All of the records below must be output exactly, with no pictures carried over.
* begin Data supplied *
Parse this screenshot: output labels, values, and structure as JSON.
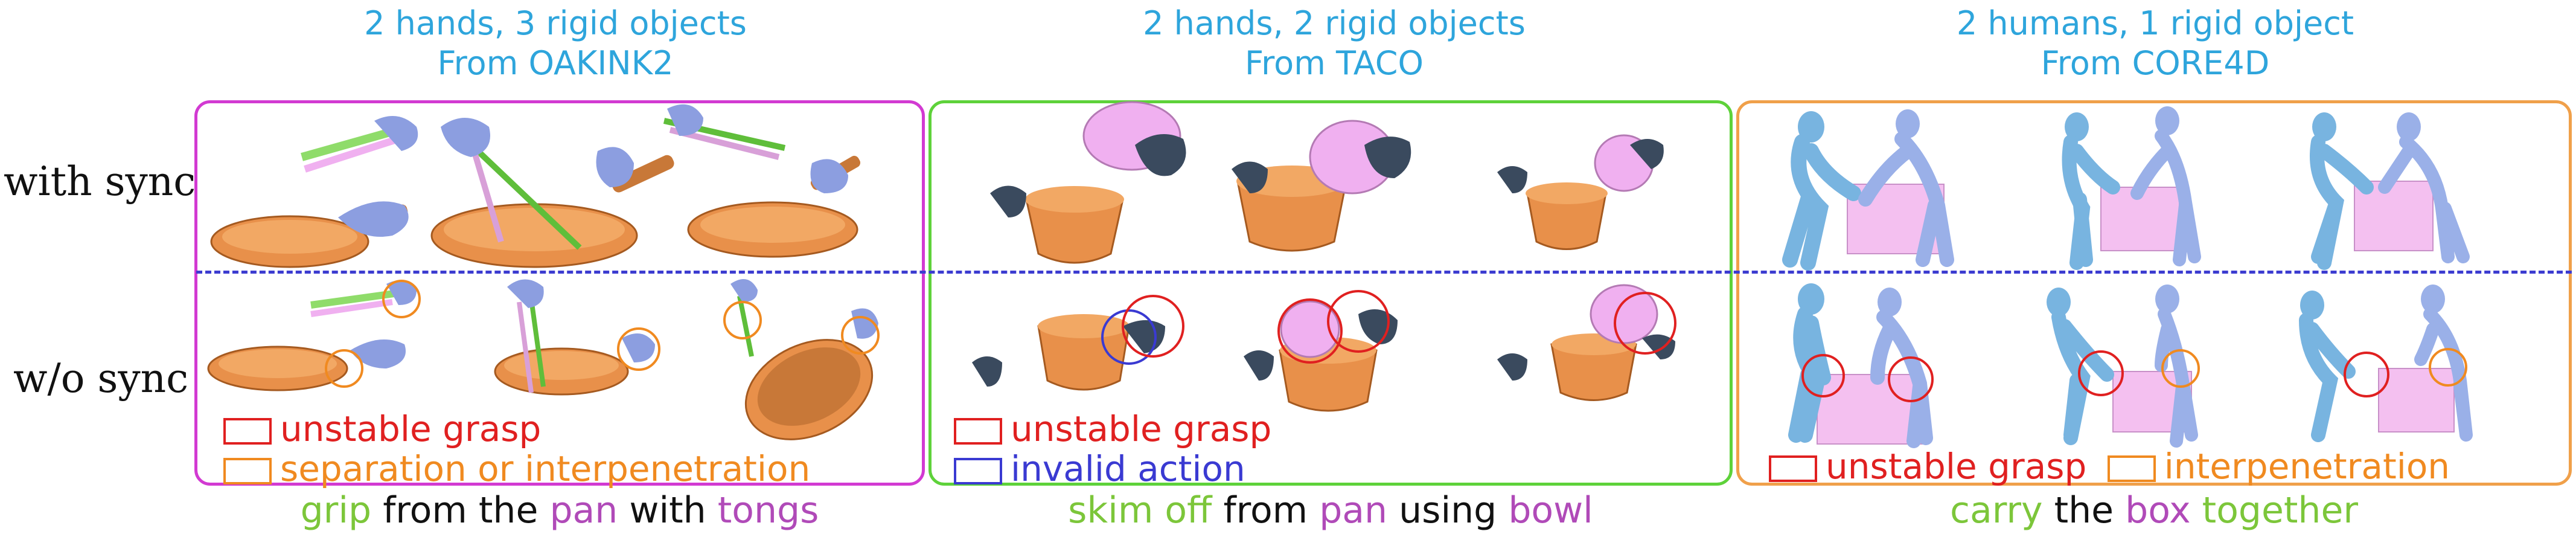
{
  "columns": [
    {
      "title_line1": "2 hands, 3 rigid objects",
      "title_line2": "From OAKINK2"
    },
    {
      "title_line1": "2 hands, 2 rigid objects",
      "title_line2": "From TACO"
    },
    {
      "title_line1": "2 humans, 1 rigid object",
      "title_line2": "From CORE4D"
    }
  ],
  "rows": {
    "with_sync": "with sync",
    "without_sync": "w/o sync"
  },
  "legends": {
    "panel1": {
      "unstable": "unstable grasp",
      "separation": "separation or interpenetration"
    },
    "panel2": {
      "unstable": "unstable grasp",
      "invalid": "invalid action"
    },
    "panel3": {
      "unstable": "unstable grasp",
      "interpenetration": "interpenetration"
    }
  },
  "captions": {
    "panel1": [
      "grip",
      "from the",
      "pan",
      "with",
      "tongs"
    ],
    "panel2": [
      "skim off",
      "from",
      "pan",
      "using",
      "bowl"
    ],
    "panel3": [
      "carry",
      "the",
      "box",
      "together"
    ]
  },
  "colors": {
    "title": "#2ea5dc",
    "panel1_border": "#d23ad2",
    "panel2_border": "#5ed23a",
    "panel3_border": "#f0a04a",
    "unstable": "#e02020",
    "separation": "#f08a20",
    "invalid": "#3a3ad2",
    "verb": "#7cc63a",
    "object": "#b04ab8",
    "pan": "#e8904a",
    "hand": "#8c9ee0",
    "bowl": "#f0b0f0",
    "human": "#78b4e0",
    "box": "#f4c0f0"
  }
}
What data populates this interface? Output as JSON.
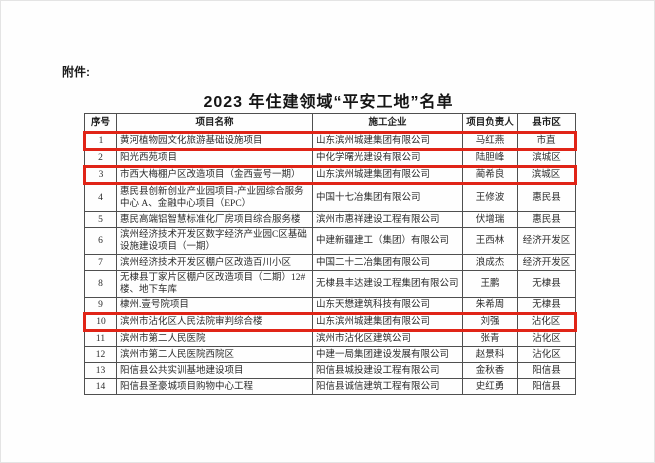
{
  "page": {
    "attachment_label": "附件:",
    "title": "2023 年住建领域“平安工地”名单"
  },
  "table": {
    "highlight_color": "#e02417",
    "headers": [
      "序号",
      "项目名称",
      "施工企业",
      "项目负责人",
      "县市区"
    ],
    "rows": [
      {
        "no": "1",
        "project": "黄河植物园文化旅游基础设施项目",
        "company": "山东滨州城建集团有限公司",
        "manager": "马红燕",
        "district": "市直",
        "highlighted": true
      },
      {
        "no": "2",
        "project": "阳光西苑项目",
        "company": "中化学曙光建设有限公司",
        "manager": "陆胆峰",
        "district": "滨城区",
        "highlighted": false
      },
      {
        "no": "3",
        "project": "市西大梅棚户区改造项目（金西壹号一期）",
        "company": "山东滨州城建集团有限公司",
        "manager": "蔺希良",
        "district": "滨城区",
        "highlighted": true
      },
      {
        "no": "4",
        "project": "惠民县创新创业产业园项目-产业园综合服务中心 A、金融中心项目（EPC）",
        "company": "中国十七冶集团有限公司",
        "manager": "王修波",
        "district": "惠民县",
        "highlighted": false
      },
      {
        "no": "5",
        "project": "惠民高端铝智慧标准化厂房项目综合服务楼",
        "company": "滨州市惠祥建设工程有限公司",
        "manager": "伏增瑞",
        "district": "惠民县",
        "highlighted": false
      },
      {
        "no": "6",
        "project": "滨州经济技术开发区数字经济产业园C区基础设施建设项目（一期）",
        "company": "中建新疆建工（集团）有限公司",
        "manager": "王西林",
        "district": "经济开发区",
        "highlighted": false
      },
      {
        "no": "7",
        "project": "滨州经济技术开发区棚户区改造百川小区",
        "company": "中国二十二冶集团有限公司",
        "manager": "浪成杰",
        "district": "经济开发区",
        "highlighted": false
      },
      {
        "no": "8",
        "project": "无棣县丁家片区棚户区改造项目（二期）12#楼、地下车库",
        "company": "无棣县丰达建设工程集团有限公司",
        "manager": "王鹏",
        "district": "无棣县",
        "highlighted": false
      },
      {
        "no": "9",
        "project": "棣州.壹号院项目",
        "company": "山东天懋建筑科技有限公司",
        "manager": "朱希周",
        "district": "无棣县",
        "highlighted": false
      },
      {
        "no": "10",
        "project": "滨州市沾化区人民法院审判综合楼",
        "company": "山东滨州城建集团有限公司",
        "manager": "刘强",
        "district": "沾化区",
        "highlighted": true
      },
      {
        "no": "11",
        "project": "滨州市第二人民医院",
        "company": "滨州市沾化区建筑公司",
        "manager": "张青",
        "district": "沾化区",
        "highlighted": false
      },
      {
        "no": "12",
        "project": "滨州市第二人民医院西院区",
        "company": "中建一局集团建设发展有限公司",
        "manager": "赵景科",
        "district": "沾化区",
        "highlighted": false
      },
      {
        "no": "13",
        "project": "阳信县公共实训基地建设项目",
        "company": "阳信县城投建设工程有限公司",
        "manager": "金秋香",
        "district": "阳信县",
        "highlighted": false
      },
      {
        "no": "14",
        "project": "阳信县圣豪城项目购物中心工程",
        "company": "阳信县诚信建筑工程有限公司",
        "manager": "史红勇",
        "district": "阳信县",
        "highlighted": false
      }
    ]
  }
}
* end Data supplied *
## Response to this exercise:
Parse this screenshot: output labels, values, and structure as JSON.
{
  "columns": [
    {
      "title_line1": "2 hands, 3 rigid objects",
      "title_line2": "From OAKINK2"
    },
    {
      "title_line1": "2 hands, 2 rigid objects",
      "title_line2": "From TACO"
    },
    {
      "title_line1": "2 humans, 1 rigid object",
      "title_line2": "From CORE4D"
    }
  ],
  "rows": {
    "with_sync": "with sync",
    "without_sync": "w/o sync"
  },
  "legends": {
    "panel1": {
      "unstable": "unstable grasp",
      "separation": "separation or interpenetration"
    },
    "panel2": {
      "unstable": "unstable grasp",
      "invalid": "invalid action"
    },
    "panel3": {
      "unstable": "unstable grasp",
      "interpenetration": "interpenetration"
    }
  },
  "captions": {
    "panel1": [
      "grip",
      "from the",
      "pan",
      "with",
      "tongs"
    ],
    "panel2": [
      "skim off",
      "from",
      "pan",
      "using",
      "bowl"
    ],
    "panel3": [
      "carry",
      "the",
      "box",
      "together"
    ]
  },
  "colors": {
    "title": "#2ea5dc",
    "panel1_border": "#d23ad2",
    "panel2_border": "#5ed23a",
    "panel3_border": "#f0a04a",
    "unstable": "#e02020",
    "separation": "#f08a20",
    "invalid": "#3a3ad2",
    "verb": "#7cc63a",
    "object": "#b04ab8",
    "pan": "#e8904a",
    "hand": "#8c9ee0",
    "bowl": "#f0b0f0",
    "human": "#78b4e0",
    "box": "#f4c0f0"
  }
}
What data populates this interface? Output as JSON.
{
  "page": {
    "attachment_label": "附件:",
    "title": "2023 年住建领域“平安工地”名单"
  },
  "table": {
    "highlight_color": "#e02417",
    "headers": [
      "序号",
      "项目名称",
      "施工企业",
      "项目负责人",
      "县市区"
    ],
    "rows": [
      {
        "no": "1",
        "project": "黄河植物园文化旅游基础设施项目",
        "company": "山东滨州城建集团有限公司",
        "manager": "马红燕",
        "district": "市直",
        "highlighted": true
      },
      {
        "no": "2",
        "project": "阳光西苑项目",
        "company": "中化学曙光建设有限公司",
        "manager": "陆胆峰",
        "district": "滨城区",
        "highlighted": false
      },
      {
        "no": "3",
        "project": "市西大梅棚户区改造项目（金西壹号一期）",
        "company": "山东滨州城建集团有限公司",
        "manager": "蔺希良",
        "district": "滨城区",
        "highlighted": true
      },
      {
        "no": "4",
        "project": "惠民县创新创业产业园项目-产业园综合服务中心 A、金融中心项目（EPC）",
        "company": "中国十七冶集团有限公司",
        "manager": "王修波",
        "district": "惠民县",
        "highlighted": false
      },
      {
        "no": "5",
        "project": "惠民高端铝智慧标准化厂房项目综合服务楼",
        "company": "滨州市惠祥建设工程有限公司",
        "manager": "伏增瑞",
        "district": "惠民县",
        "highlighted": false
      },
      {
        "no": "6",
        "project": "滨州经济技术开发区数字经济产业园C区基础设施建设项目（一期）",
        "company": "中建新疆建工（集团）有限公司",
        "manager": "王西林",
        "district": "经济开发区",
        "highlighted": false
      },
      {
        "no": "7",
        "project": "滨州经济技术开发区棚户区改造百川小区",
        "company": "中国二十二冶集团有限公司",
        "manager": "浪成杰",
        "district": "经济开发区",
        "highlighted": false
      },
      {
        "no": "8",
        "project": "无棣县丁家片区棚户区改造项目（二期）12#楼、地下车库",
        "company": "无棣县丰达建设工程集团有限公司",
        "manager": "王鹏",
        "district": "无棣县",
        "highlighted": false
      },
      {
        "no": "9",
        "project": "棣州.壹号院项目",
        "company": "山东天懋建筑科技有限公司",
        "manager": "朱希周",
        "district": "无棣县",
        "highlighted": false
      },
      {
        "no": "10",
        "project": "滨州市沾化区人民法院审判综合楼",
        "company": "山东滨州城建集团有限公司",
        "manager": "刘强",
        "district": "沾化区",
        "highlighted": true
      },
      {
        "no": "11",
        "project": "滨州市第二人民医院",
        "company": "滨州市沾化区建筑公司",
        "manager": "张青",
        "district": "沾化区",
        "highlighted": false
      },
      {
        "no": "12",
        "project": "滨州市第二人民医院西院区",
        "company": "中建一局集团建设发展有限公司",
        "manager": "赵景科",
        "district": "沾化区",
        "highlighted": false
      },
      {
        "no": "13",
        "project": "阳信县公共实训基地建设项目",
        "company": "阳信县城投建设工程有限公司",
        "manager": "金秋香",
        "district": "阳信县",
        "highlighted": false
      },
      {
        "no": "14",
        "project": "阳信县圣豪城项目购物中心工程",
        "company": "阳信县诚信建筑工程有限公司",
        "manager": "史红勇",
        "district": "阳信县",
        "highlighted": false
      }
    ]
  }
}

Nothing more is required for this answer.